• SHORT PROBLEM: Find the string "name" in the listing and report every line that has it.

• RAW RECORDS:
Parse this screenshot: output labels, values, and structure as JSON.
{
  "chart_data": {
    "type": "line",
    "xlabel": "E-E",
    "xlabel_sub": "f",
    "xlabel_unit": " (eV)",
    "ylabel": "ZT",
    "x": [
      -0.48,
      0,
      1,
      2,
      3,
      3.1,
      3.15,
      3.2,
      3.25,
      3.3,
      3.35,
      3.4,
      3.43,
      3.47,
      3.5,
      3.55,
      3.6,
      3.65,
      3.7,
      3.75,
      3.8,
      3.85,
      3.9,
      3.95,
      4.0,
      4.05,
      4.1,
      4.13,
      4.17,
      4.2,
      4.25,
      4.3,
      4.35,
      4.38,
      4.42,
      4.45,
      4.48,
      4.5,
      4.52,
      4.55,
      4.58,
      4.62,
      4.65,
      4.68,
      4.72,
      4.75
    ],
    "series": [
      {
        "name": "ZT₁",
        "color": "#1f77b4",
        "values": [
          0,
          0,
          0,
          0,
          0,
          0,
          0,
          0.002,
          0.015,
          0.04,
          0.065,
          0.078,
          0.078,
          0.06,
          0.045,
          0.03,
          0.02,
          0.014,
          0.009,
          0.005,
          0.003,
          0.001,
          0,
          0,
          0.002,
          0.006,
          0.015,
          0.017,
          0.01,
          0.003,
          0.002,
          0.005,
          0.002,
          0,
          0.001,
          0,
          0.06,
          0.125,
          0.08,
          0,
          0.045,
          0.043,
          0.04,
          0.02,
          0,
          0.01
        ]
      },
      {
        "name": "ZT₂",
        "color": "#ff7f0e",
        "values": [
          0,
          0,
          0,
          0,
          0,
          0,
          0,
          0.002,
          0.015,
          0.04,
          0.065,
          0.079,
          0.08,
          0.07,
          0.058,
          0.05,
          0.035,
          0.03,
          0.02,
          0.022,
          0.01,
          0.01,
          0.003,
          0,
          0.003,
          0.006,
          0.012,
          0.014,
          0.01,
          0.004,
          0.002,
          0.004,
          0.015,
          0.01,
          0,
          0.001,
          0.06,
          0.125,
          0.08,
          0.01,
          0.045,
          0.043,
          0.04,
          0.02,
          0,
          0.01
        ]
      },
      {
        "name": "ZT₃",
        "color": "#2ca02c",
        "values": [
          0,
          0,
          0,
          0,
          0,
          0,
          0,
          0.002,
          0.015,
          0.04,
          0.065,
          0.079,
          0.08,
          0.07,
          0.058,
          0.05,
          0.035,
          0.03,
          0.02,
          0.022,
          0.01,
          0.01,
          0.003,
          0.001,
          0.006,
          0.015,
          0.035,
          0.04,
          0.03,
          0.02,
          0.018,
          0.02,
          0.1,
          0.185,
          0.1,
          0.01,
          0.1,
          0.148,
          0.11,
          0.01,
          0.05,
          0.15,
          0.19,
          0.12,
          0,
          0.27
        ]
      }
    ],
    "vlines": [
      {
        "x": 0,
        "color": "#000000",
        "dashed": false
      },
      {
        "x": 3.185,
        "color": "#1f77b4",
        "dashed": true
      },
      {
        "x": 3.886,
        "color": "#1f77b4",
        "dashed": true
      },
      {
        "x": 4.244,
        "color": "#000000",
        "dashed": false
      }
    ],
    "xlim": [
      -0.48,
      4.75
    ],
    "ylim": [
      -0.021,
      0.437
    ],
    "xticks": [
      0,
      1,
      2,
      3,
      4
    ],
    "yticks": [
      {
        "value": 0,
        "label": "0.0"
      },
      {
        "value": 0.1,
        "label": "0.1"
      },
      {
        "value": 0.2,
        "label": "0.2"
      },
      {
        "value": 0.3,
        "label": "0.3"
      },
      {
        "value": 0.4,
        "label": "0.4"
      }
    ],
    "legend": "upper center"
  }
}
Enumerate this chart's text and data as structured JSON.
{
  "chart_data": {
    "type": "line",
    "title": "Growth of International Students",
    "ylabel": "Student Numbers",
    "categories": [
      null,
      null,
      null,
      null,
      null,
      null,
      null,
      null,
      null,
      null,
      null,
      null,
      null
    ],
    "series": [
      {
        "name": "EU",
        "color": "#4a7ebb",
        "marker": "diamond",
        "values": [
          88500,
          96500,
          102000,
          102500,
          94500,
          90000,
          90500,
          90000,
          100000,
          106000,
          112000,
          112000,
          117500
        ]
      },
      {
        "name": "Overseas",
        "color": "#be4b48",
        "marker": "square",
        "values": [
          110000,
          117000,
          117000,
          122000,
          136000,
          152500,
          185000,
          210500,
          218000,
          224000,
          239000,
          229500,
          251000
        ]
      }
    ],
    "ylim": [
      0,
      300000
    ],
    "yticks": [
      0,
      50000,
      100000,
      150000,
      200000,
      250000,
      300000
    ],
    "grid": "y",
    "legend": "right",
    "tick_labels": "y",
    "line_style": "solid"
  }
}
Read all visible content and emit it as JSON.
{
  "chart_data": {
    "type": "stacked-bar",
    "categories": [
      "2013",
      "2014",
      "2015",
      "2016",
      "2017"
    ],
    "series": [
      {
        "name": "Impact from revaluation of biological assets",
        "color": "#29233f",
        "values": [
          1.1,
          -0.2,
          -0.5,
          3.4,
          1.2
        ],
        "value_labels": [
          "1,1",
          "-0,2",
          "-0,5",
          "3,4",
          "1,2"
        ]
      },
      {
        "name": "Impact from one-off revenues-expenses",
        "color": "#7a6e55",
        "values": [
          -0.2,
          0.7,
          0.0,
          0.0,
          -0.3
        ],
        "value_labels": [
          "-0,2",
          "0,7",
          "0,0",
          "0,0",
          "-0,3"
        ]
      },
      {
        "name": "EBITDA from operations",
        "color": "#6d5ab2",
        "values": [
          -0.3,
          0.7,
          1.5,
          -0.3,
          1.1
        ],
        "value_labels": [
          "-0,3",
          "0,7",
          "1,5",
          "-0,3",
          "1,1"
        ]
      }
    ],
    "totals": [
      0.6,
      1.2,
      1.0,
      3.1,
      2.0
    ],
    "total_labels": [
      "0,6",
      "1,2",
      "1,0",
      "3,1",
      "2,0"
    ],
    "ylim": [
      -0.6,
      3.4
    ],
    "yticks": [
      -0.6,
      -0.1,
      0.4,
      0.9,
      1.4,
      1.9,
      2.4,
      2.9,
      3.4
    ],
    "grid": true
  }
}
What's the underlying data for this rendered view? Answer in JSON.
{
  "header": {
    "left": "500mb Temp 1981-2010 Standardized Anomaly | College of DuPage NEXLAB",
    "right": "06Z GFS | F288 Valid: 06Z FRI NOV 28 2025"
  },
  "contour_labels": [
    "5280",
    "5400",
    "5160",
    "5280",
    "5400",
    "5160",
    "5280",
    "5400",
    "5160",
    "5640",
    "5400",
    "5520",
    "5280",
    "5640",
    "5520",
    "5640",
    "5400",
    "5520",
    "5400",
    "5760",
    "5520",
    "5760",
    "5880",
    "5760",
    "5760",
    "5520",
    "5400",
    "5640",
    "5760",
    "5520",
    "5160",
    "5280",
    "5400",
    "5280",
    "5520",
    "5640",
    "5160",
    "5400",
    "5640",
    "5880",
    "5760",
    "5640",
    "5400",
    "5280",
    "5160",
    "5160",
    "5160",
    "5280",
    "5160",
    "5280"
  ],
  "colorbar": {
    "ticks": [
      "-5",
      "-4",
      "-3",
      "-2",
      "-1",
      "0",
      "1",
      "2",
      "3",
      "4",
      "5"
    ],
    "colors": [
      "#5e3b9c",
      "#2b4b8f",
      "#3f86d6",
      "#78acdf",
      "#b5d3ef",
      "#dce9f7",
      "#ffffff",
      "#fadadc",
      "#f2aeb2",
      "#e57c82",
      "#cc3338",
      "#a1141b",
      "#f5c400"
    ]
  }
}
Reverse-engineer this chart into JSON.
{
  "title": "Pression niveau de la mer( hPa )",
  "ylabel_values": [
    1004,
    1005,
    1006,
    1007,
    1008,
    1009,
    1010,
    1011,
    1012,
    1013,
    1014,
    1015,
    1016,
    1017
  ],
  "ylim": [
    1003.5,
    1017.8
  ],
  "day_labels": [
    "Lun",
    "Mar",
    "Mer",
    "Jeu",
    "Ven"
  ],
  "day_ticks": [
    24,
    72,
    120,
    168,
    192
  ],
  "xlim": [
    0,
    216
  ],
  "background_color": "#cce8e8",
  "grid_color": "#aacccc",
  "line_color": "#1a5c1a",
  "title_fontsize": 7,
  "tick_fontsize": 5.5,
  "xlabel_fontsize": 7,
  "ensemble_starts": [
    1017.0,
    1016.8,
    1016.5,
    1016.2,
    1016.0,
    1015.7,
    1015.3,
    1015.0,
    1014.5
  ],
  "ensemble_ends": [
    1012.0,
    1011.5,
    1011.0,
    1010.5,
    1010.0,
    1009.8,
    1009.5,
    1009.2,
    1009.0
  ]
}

• EXPECTED ANSWER:
        "name": "ZT₁",
        "name": "ZT₂",
        "name": "ZT₃",
        "name": "EU",
        "name": "Overseas",
        "name": "Impact from revaluation of biological assets",
        "name": "Impact from one-off revenues-expenses",
        "name": "EBITDA from operations",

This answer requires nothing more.